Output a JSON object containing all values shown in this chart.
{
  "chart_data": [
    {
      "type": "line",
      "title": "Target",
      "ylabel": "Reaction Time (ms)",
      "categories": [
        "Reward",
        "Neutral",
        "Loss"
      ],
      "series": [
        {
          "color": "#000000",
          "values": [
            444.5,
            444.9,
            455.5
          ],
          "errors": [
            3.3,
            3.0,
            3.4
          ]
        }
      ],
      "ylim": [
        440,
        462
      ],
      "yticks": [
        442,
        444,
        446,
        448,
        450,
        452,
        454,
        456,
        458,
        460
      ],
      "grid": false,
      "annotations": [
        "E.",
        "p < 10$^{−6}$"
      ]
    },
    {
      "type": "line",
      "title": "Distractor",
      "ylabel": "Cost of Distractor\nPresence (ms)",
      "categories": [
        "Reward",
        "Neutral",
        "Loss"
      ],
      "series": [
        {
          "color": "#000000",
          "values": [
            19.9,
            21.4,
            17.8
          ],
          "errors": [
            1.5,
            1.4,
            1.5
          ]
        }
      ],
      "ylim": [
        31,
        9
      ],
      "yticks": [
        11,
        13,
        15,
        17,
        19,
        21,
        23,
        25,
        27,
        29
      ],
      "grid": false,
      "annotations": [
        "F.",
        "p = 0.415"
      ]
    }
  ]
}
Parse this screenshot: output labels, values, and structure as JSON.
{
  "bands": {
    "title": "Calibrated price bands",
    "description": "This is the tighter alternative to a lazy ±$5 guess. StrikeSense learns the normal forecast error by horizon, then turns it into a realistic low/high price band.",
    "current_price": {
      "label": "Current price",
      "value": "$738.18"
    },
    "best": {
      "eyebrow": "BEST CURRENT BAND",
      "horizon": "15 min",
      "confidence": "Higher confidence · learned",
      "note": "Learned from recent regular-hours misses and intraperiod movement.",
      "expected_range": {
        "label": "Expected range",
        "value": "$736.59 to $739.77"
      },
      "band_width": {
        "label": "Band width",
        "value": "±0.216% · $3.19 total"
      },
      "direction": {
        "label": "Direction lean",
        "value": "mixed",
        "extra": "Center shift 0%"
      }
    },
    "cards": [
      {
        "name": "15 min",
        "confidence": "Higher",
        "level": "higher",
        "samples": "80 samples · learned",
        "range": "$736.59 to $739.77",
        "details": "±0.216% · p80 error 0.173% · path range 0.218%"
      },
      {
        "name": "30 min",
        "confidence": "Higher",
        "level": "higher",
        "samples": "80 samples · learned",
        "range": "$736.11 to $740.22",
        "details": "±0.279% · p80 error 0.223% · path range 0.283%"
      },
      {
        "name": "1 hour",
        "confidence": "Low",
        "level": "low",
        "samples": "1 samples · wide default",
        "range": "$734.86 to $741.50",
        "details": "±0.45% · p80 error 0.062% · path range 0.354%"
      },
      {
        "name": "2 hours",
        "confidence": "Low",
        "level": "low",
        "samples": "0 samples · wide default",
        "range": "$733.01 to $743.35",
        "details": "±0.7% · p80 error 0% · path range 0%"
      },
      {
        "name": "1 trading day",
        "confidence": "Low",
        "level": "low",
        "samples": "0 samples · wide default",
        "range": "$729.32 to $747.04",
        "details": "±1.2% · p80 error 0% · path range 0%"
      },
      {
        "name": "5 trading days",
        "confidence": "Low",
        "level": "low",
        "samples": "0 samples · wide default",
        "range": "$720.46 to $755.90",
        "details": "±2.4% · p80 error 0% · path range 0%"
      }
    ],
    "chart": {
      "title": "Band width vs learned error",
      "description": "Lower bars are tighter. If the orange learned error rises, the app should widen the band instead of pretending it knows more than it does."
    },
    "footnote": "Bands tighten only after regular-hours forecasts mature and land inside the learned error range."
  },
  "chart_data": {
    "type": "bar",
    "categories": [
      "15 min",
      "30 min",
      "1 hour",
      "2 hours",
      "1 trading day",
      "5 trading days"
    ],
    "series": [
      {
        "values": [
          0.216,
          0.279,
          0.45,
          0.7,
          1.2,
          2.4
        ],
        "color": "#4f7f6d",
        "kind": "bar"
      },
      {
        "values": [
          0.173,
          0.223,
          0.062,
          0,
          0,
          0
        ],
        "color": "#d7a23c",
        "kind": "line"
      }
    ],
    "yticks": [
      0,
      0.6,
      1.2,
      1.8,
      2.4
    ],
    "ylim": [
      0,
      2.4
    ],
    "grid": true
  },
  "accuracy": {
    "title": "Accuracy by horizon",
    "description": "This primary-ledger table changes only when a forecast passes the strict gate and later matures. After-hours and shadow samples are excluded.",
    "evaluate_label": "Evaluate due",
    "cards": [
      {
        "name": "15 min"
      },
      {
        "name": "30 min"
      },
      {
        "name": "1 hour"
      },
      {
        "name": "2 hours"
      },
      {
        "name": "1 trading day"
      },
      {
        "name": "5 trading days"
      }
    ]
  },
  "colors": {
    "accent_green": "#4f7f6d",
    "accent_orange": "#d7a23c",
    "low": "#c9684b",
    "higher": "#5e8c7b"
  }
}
══════════
_What is needed_
Reproduce the full listing exactly.

_Response below_
Output a JSON object containing all values shown in this chart.
{
  "chart_data": [
    {
      "type": "line",
      "title": "Target",
      "ylabel": "Reaction Time (ms)",
      "categories": [
        "Reward",
        "Neutral",
        "Loss"
      ],
      "series": [
        {
          "color": "#000000",
          "values": [
            444.5,
            444.9,
            455.5
          ],
          "errors": [
            3.3,
            3.0,
            3.4
          ]
        }
      ],
      "ylim": [
        440,
        462
      ],
      "yticks": [
        442,
        444,
        446,
        448,
        450,
        452,
        454,
        456,
        458,
        460
      ],
      "grid": false,
      "annotations": [
        "E.",
        "p < 10$^{−6}$"
      ]
    },
    {
      "type": "line",
      "title": "Distractor",
      "ylabel": "Cost of Distractor\nPresence (ms)",
      "categories": [
        "Reward",
        "Neutral",
        "Loss"
      ],
      "series": [
        {
          "color": "#000000",
          "values": [
            19.9,
            21.4,
            17.8
          ],
          "errors": [
            1.5,
            1.4,
            1.5
          ]
        }
      ],
      "ylim": [
        31,
        9
      ],
      "yticks": [
        11,
        13,
        15,
        17,
        19,
        21,
        23,
        25,
        27,
        29
      ],
      "grid": false,
      "annotations": [
        "F.",
        "p = 0.415"
      ]
    }
  ]
}
Parse this screenshot: output labels, values, and structure as JSON.
{
  "bands": {
    "title": "Calibrated price bands",
    "description": "This is the tighter alternative to a lazy ±$5 guess. StrikeSense learns the normal forecast error by horizon, then turns it into a realistic low/high price band.",
    "current_price": {
      "label": "Current price",
      "value": "$738.18"
    },
    "best": {
      "eyebrow": "BEST CURRENT BAND",
      "horizon": "15 min",
      "confidence": "Higher confidence · learned",
      "note": "Learned from recent regular-hours misses and intraperiod movement.",
      "expected_range": {
        "label": "Expected range",
        "value": "$736.59 to $739.77"
      },
      "band_width": {
        "label": "Band width",
        "value": "±0.216% · $3.19 total"
      },
      "direction": {
        "label": "Direction lean",
        "value": "mixed",
        "extra": "Center shift 0%"
      }
    },
    "cards": [
      {
        "name": "15 min",
        "confidence": "Higher",
        "level": "higher",
        "samples": "80 samples · learned",
        "range": "$736.59 to $739.77",
        "details": "±0.216% · p80 error 0.173% · path range 0.218%"
      },
      {
        "name": "30 min",
        "confidence": "Higher",
        "level": "higher",
        "samples": "80 samples · learned",
        "range": "$736.11 to $740.22",
        "details": "±0.279% · p80 error 0.223% · path range 0.283%"
      },
      {
        "name": "1 hour",
        "confidence": "Low",
        "level": "low",
        "samples": "1 samples · wide default",
        "range": "$734.86 to $741.50",
        "details": "±0.45% · p80 error 0.062% · path range 0.354%"
      },
      {
        "name": "2 hours",
        "confidence": "Low",
        "level": "low",
        "samples": "0 samples · wide default",
        "range": "$733.01 to $743.35",
        "details": "±0.7% · p80 error 0% · path range 0%"
      },
      {
        "name": "1 trading day",
        "confidence": "Low",
        "level": "low",
        "samples": "0 samples · wide default",
        "range": "$729.32 to $747.04",
        "details": "±1.2% · p80 error 0% · path range 0%"
      },
      {
        "name": "5 trading days",
        "confidence": "Low",
        "level": "low",
        "samples": "0 samples · wide default",
        "range": "$720.46 to $755.90",
        "details": "±2.4% · p80 error 0% · path range 0%"
      }
    ],
    "chart": {
      "title": "Band width vs learned error",
      "description": "Lower bars are tighter. If the orange learned error rises, the app should widen the band instead of pretending it knows more than it does."
    },
    "footnote": "Bands tighten only after regular-hours forecasts mature and land inside the learned error range."
  },
  "chart_data": {
    "type": "bar",
    "categories": [
      "15 min",
      "30 min",
      "1 hour",
      "2 hours",
      "1 trading day",
      "5 trading days"
    ],
    "series": [
      {
        "values": [
          0.216,
          0.279,
          0.45,
          0.7,
          1.2,
          2.4
        ],
        "color": "#4f7f6d",
        "kind": "bar"
      },
      {
        "values": [
          0.173,
          0.223,
          0.062,
          0,
          0,
          0
        ],
        "color": "#d7a23c",
        "kind": "line"
      }
    ],
    "yticks": [
      0,
      0.6,
      1.2,
      1.8,
      2.4
    ],
    "ylim": [
      0,
      2.4
    ],
    "grid": true
  },
  "accuracy": {
    "title": "Accuracy by horizon",
    "description": "This primary-ledger table changes only when a forecast passes the strict gate and later matures. After-hours and shadow samples are excluded.",
    "evaluate_label": "Evaluate due",
    "cards": [
      {
        "name": "15 min"
      },
      {
        "name": "30 min"
      },
      {
        "name": "1 hour"
      },
      {
        "name": "2 hours"
      },
      {
        "name": "1 trading day"
      },
      {
        "name": "5 trading days"
      }
    ]
  },
  "colors": {
    "accent_green": "#4f7f6d",
    "accent_orange": "#d7a23c",
    "low": "#c9684b",
    "higher": "#5e8c7b"
  }
}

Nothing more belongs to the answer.